▶ _DIRECTION_
Transcribe the listing verbatim. Do not carry over any pictures.

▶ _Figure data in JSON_
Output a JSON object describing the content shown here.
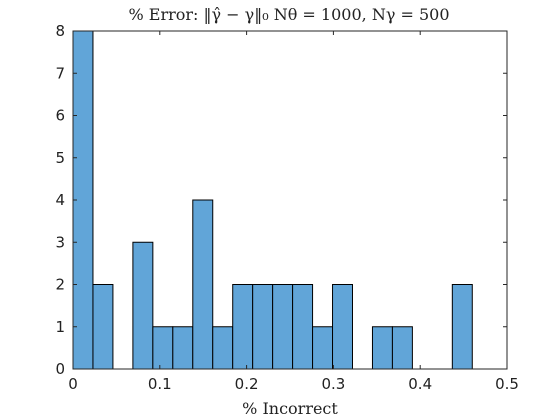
{
  "chart_data": {
    "type": "bar",
    "title": "% Error: ‖γ̂ − γ‖₀ Nθ = 1000, Nγ = 500",
    "xlabel": "% Incorrect",
    "ylabel": "",
    "xlim": [
      0,
      0.5
    ],
    "ylim": [
      0,
      8
    ],
    "bin_edges": [
      0,
      0.023,
      0.046,
      0.069,
      0.092,
      0.115,
      0.138,
      0.161,
      0.184,
      0.207,
      0.23,
      0.253,
      0.276,
      0.299,
      0.322,
      0.345,
      0.368,
      0.391,
      0.414,
      0.437,
      0.46
    ],
    "values": [
      8,
      2,
      0,
      3,
      1,
      1,
      4,
      1,
      2,
      2,
      2,
      2,
      1,
      2,
      0,
      1,
      1,
      0,
      0,
      2
    ],
    "xticks": [
      "0",
      "0.1",
      "0.2",
      "0.3",
      "0.4",
      "0.5"
    ],
    "yticks": [
      "0",
      "1",
      "2",
      "3",
      "4",
      "5",
      "6",
      "7",
      "8"
    ],
    "colors": {
      "bar": "#61a5d8",
      "edge": "#000000"
    },
    "grid": false
  }
}
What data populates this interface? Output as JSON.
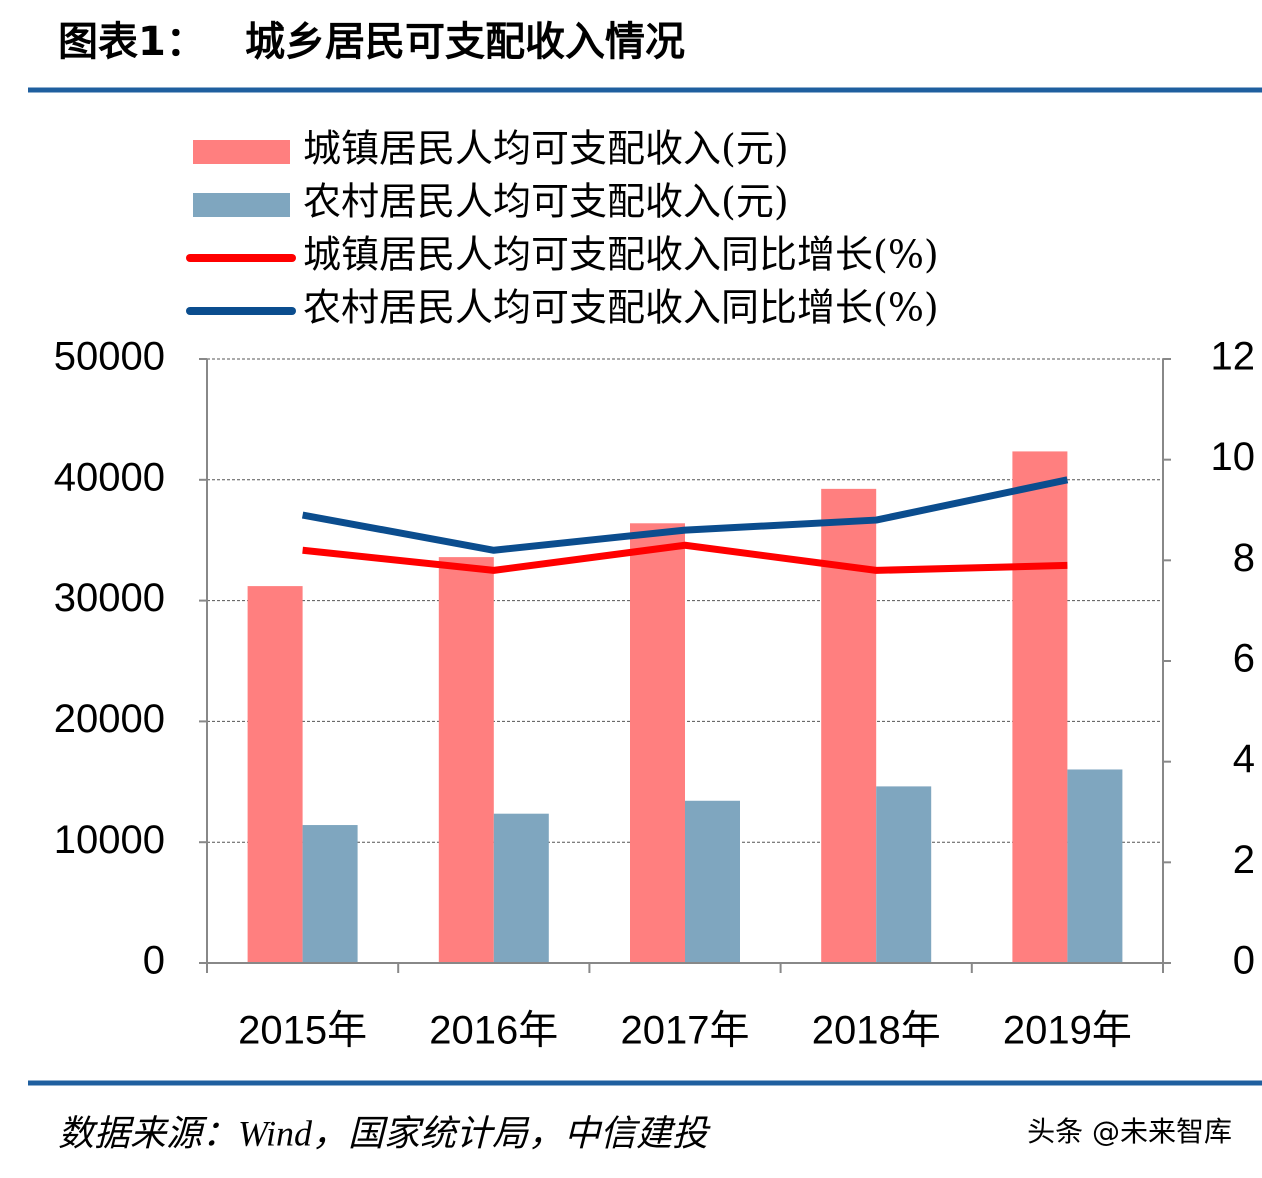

▶ _ANSWER FOR THIS EXERCISE_
Output a JSON object describing the content shown here.
{
  "chart_data": {
    "type": "bar",
    "title": "% Error: ‖γ̂ − γ‖₀ Nθ = 1000, Nγ = 500",
    "xlabel": "% Incorrect",
    "ylabel": "",
    "xlim": [
      0,
      0.5
    ],
    "ylim": [
      0,
      8
    ],
    "bin_edges": [
      0,
      0.023,
      0.046,
      0.069,
      0.092,
      0.115,
      0.138,
      0.161,
      0.184,
      0.207,
      0.23,
      0.253,
      0.276,
      0.299,
      0.322,
      0.345,
      0.368,
      0.391,
      0.414,
      0.437,
      0.46
    ],
    "values": [
      8,
      2,
      0,
      3,
      1,
      1,
      4,
      1,
      2,
      2,
      2,
      2,
      1,
      2,
      0,
      1,
      1,
      0,
      0,
      2
    ],
    "xticks": [
      "0",
      "0.1",
      "0.2",
      "0.3",
      "0.4",
      "0.5"
    ],
    "yticks": [
      "0",
      "1",
      "2",
      "3",
      "4",
      "5",
      "6",
      "7",
      "8"
    ],
    "colors": {
      "bar": "#61a5d8",
      "edge": "#000000"
    },
    "grid": false
  }
}
What data populates this interface? Output as JSON.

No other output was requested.